While this is a possibility ... AFAICT, this is not indicated.
The wording says the brother (i.e. the husband) who seems to have discovered well after the divorce that the pension could be affected.


Cheers


----------



## wendi1 (Oct 2, 2013)

Rebecca, you must allow for the possibility that he does not want to discuss a personal issue with you in detail.
.
"I don't remember", said three times, may be manspeak for "none of your business".


----------



## Daniel A. (Mar 20, 2011)

I believe under current rules the rights to CPP can't be traded in settlement.


----------



## Dogger1953 (Dec 14, 2012)

Daniel A. said:


> I believe under current rules the rights to CPP can't be traded in settlement.


You're partially correct. An agreement not to divide CPP credits will only be accepted by Service Canada if you live in a province that allows such a waiver. Presently, that includes only British Columbia, Alberta, Saskatchewan and Quebec. On the other hand, there's nothing stopping people who live in other provinces agreeing that neither of them will apply for a CPP credit split. If one of them subsequently breaks that agreement and applies for a credit split, Service Canada will ignore the agreement and do the CPP split but the other spouse may then have some legal claim against the party that broke the agreement.


----------



## Rebecca (Aug 10, 2014)

wendi1 said:


> Rebecca, you must allow for the possibility that he does not want to discuss a personal issue with you in detail.
> .
> "I don't remember", said three times, may be manspeak for "none of your business".


LOL! He actually called me about this a few weeks ago when it first occurred to him. His wife isn't at all interested in retirement planning, but he knows that I am. And with regard to a man of his age not keeping track of paperwork, I agree that he was quite remiss on that front. 

I'm sure that he'll tell his current wife though, but wants to have more information before he does.


----------

Directions:
• 1. In the CPP credit-splitting thread, transcribe the stretch from "## wendi1 (Oct" through "(Mar 20, 2011)".
• 2. According to the CPP credit-splitting thread, which provinces presently allow an agreement not to divide CPP credits?

Entries provided:
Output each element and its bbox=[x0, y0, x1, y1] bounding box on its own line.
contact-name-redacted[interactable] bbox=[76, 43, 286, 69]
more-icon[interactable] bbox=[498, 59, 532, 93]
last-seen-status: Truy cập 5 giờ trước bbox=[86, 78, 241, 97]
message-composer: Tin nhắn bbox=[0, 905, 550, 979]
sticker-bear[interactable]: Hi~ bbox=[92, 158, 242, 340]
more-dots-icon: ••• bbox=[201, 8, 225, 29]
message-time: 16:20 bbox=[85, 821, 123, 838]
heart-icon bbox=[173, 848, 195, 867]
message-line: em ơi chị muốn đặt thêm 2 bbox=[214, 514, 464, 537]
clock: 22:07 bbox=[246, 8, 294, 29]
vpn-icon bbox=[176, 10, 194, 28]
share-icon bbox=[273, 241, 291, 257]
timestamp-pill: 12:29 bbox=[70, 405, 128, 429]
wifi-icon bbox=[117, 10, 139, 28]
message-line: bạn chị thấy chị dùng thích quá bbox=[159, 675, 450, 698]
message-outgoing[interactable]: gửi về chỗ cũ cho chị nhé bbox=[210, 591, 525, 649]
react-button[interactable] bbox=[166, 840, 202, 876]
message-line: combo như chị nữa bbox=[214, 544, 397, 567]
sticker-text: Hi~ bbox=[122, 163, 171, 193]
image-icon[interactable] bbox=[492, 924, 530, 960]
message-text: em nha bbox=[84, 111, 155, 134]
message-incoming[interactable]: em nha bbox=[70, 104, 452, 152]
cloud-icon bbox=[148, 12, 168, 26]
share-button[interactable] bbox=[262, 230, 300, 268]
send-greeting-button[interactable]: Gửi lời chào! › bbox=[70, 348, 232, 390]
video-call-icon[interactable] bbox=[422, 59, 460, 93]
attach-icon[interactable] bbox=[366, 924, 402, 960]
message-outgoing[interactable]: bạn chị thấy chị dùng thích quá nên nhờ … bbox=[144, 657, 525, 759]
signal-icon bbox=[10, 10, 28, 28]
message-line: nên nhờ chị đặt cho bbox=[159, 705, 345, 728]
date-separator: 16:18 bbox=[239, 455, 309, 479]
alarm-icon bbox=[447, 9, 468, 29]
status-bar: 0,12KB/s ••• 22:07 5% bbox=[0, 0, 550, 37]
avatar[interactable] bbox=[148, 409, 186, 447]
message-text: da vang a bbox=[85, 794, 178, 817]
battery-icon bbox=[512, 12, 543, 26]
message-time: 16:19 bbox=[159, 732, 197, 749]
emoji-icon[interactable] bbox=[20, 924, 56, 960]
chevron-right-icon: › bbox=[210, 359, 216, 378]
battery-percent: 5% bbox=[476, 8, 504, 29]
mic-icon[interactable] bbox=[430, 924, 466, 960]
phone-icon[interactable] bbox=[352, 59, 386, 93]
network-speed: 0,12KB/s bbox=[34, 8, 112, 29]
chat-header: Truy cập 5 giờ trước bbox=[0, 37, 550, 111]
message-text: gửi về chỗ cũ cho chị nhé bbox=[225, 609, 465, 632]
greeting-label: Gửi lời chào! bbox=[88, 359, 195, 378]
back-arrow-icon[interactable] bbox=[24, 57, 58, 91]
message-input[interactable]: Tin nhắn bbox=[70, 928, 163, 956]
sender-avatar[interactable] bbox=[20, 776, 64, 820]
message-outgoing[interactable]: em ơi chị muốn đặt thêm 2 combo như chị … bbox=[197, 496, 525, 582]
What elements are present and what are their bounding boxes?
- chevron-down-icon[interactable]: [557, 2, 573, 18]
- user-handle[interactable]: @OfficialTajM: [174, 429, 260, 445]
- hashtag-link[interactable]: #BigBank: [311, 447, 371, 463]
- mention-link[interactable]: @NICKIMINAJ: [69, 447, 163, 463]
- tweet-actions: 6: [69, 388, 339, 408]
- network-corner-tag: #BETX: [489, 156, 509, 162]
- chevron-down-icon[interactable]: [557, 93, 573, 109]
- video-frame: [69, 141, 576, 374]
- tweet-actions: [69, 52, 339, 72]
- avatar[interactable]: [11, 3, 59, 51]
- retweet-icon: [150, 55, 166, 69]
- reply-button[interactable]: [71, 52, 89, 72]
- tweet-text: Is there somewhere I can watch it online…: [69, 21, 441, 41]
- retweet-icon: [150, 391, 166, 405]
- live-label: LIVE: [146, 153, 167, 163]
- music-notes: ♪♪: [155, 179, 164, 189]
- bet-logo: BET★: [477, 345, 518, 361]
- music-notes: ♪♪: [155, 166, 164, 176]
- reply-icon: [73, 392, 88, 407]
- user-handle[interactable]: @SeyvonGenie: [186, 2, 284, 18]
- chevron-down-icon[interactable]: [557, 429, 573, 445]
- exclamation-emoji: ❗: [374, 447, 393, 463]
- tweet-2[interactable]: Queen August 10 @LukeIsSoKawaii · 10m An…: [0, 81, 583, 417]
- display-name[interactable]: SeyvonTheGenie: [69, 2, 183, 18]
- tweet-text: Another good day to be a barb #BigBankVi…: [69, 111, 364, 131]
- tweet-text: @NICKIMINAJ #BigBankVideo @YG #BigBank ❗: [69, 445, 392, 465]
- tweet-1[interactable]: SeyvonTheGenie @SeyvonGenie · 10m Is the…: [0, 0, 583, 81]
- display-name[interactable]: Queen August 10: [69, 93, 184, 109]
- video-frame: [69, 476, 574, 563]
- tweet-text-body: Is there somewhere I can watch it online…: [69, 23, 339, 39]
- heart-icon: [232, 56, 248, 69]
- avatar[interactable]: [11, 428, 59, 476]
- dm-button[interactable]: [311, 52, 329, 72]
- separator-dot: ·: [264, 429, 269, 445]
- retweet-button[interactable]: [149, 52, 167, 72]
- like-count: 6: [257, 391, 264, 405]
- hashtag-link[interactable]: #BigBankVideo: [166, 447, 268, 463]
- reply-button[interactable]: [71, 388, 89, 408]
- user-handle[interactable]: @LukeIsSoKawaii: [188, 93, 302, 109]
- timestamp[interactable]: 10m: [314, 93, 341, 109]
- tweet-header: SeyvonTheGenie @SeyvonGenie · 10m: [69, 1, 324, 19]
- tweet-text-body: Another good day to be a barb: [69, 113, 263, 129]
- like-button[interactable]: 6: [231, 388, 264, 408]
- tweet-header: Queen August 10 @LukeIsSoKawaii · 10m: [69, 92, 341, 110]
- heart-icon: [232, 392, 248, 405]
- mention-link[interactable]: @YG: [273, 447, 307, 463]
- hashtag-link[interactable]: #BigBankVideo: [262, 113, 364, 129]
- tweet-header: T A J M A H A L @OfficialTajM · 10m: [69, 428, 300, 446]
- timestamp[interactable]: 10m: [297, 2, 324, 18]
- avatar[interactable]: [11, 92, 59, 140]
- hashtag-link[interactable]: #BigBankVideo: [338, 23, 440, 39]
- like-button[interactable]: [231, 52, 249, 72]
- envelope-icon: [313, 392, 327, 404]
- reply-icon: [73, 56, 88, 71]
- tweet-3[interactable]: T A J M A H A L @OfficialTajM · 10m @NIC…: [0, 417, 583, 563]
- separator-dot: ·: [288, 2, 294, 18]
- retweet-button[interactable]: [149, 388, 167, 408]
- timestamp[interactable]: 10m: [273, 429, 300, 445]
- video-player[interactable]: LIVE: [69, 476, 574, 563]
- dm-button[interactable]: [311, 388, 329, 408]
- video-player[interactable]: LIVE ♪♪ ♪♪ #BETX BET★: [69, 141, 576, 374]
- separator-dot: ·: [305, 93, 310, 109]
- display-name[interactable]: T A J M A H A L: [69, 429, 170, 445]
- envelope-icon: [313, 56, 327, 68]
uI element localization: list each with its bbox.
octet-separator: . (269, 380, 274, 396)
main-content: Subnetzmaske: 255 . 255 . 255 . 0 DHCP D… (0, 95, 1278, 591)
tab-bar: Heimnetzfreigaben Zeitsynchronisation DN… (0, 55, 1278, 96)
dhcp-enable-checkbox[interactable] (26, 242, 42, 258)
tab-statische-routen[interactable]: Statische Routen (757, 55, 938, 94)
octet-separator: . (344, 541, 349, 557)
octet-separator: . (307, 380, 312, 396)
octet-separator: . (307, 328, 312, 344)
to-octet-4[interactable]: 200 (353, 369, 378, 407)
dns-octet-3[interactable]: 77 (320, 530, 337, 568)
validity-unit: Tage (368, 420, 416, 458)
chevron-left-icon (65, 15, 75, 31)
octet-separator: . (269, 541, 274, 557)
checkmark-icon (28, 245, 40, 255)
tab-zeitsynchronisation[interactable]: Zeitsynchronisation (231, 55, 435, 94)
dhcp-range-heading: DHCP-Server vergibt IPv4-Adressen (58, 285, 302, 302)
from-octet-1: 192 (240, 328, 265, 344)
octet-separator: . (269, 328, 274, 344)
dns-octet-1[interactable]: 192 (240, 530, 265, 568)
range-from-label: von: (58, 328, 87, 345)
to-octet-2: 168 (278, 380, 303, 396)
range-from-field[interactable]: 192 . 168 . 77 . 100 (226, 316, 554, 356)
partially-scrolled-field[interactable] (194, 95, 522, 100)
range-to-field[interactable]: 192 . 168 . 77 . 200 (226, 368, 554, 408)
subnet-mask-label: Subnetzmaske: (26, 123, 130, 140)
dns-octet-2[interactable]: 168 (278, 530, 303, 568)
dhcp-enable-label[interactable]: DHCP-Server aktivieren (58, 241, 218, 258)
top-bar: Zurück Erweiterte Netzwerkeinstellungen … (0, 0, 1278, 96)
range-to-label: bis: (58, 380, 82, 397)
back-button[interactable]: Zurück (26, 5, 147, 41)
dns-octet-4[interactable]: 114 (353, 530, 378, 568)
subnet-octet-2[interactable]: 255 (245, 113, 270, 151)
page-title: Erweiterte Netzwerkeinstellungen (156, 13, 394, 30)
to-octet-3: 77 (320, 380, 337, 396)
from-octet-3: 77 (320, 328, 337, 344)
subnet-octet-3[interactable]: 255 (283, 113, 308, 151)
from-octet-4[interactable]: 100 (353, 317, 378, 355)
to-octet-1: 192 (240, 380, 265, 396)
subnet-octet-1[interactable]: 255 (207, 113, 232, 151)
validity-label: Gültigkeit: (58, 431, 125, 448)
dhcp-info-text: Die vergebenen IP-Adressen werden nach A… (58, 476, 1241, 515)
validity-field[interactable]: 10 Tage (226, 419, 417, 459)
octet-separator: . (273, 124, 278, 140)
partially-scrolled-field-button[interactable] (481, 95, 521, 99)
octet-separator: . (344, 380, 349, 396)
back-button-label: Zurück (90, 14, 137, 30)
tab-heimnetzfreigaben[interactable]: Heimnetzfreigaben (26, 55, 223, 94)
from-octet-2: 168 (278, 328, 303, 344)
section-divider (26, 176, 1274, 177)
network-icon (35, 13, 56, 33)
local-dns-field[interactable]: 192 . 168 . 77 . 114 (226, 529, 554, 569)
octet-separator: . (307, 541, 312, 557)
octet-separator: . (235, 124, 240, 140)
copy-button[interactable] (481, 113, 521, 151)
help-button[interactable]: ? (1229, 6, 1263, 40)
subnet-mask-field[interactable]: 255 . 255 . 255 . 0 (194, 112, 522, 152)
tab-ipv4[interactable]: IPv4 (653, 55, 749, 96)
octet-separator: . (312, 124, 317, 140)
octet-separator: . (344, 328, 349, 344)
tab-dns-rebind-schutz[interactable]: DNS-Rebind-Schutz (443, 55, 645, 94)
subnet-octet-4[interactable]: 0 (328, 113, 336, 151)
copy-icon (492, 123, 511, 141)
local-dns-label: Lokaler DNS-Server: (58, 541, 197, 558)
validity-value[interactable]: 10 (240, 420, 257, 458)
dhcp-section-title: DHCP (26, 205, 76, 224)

Answers for the tasks:
• 1.
## wendi1 (Oct 2, 2013)

Rebecca, you must allow for the possibility that he does not want to discuss a personal issue with you in detail.
.
"I don't remember", said three times, may be manspeak for "none of your business".


----------



## Daniel A. (Mar 20, 2011)

• 2. British Columbia, Alberta, Saskatchewan and Quebec.